EXERCISE BRIEF: Below are the records; copy each line in them that holds the word "source".

Dataset listings of figures
** start **

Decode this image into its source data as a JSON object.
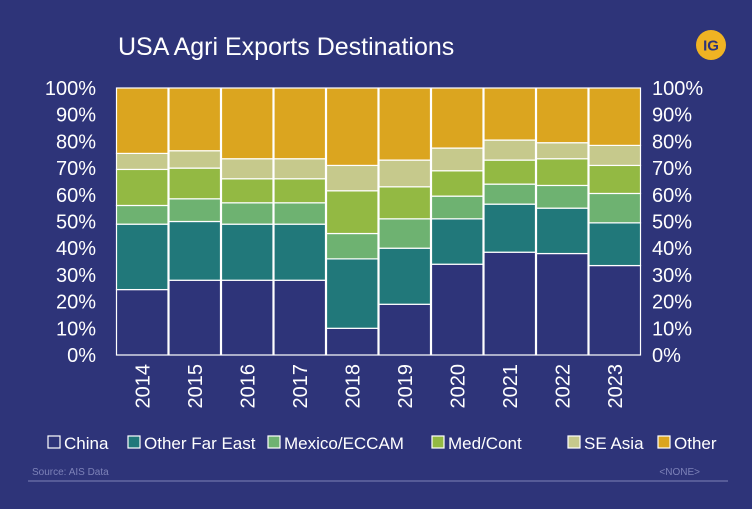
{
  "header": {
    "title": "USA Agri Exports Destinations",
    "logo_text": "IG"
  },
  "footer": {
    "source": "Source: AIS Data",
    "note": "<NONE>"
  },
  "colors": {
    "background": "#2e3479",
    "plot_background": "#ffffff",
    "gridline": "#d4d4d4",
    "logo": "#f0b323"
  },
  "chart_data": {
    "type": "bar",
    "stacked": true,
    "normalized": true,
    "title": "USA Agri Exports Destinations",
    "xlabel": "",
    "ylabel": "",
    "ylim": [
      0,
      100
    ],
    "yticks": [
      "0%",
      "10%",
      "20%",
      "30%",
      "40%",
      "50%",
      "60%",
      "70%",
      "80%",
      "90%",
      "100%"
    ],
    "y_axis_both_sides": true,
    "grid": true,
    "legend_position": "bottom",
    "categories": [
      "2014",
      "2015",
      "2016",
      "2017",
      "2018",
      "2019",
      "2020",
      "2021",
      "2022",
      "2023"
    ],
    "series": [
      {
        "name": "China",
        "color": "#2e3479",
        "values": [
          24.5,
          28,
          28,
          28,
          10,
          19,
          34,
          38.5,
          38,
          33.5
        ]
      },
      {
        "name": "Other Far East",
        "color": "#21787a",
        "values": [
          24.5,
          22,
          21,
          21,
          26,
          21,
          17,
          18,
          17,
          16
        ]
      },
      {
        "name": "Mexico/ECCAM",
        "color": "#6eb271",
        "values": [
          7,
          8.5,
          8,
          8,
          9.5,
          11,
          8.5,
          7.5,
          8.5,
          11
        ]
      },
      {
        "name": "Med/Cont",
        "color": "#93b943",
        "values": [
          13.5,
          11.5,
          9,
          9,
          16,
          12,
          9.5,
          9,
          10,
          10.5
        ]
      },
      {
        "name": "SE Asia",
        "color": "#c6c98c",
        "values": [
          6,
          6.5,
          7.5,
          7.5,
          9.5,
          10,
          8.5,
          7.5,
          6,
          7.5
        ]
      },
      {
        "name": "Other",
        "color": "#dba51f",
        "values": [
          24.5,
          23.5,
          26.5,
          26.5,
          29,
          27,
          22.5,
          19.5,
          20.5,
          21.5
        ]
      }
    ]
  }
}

** end **
** start **

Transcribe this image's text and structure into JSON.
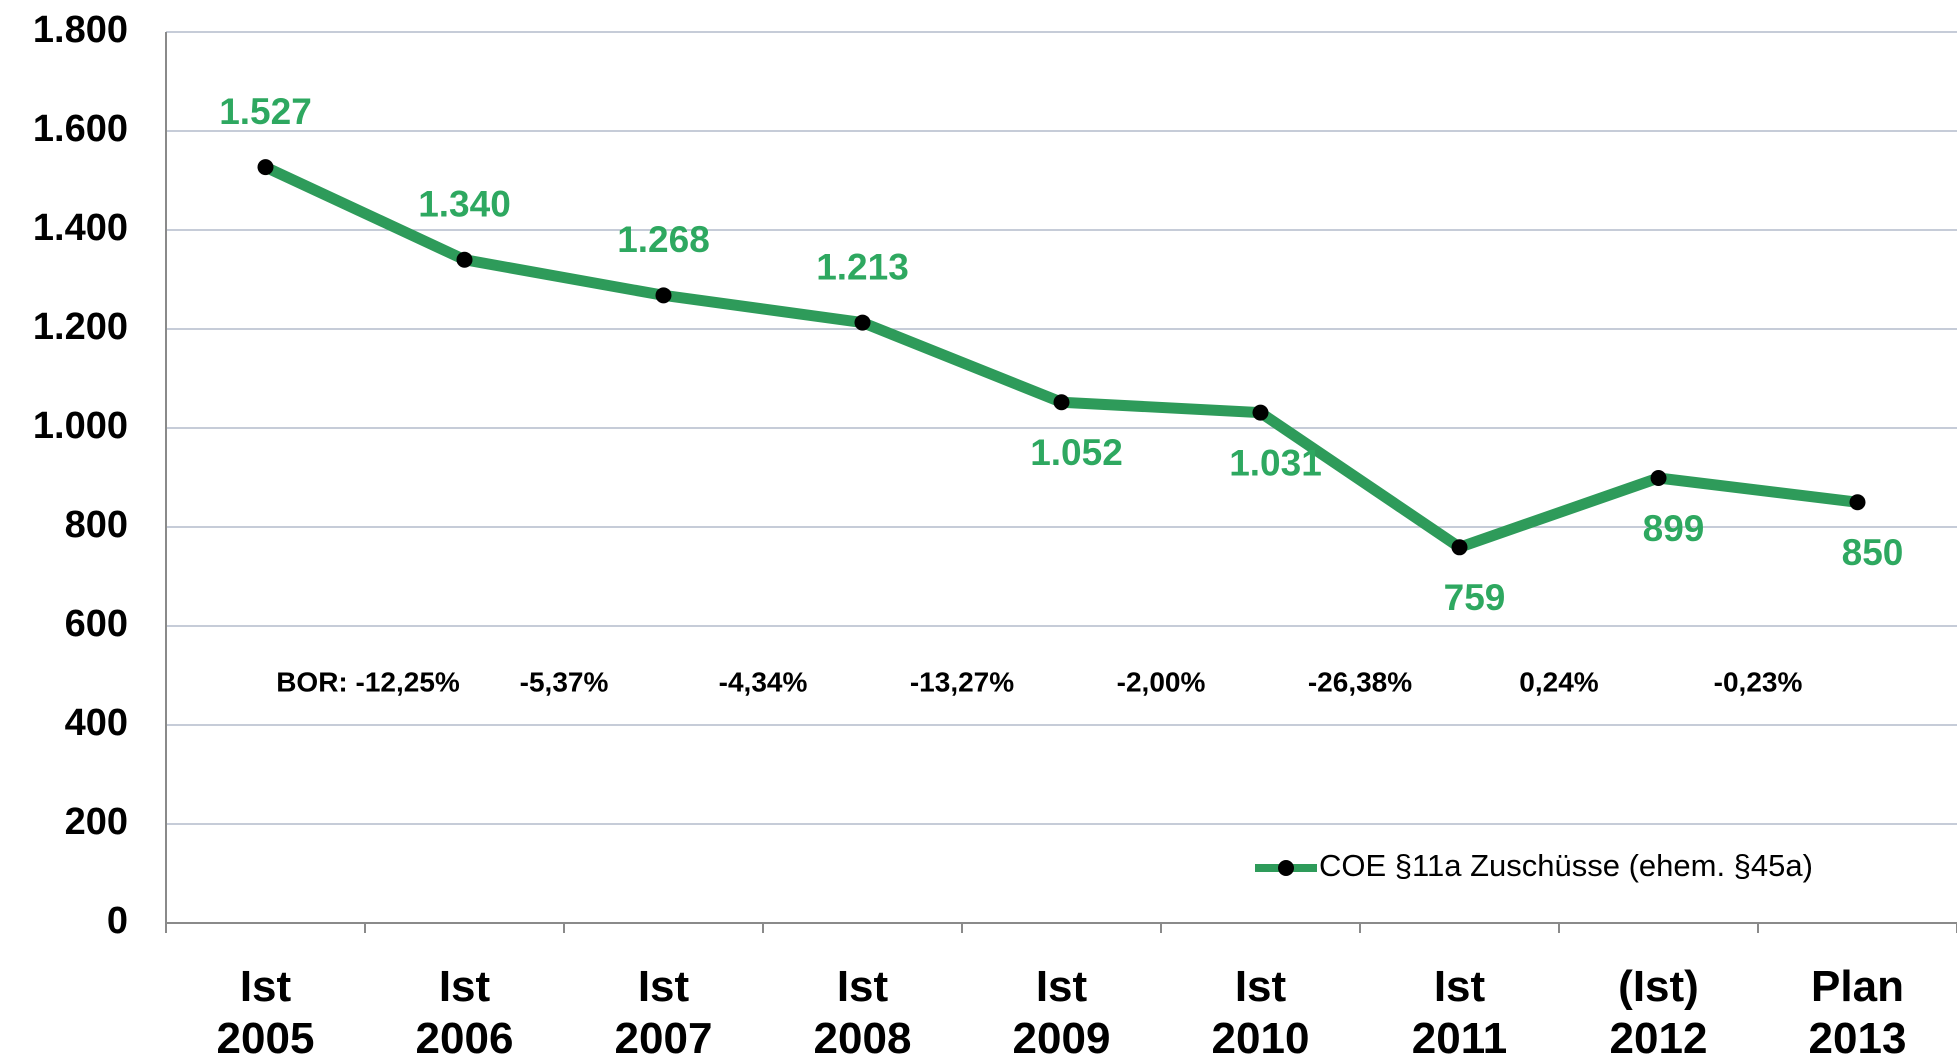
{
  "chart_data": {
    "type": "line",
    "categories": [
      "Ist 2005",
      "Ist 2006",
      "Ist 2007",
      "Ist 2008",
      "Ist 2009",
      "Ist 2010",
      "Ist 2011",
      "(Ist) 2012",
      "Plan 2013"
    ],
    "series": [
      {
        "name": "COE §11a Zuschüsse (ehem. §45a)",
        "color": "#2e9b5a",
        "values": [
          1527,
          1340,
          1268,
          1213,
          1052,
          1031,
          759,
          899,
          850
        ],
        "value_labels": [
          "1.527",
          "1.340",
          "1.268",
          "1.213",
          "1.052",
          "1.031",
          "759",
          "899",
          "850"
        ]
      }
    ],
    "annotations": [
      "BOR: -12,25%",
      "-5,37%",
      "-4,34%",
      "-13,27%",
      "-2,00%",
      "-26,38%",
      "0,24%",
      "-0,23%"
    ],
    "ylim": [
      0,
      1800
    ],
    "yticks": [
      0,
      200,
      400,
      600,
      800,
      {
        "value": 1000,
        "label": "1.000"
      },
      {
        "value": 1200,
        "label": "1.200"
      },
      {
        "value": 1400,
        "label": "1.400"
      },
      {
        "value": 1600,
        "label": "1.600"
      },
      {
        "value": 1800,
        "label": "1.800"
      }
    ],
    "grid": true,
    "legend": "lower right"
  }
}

** end **

EXPECTED ANSWER:
Decode this image into its source data as a JSON object.
    "source": "Source: AIS Data",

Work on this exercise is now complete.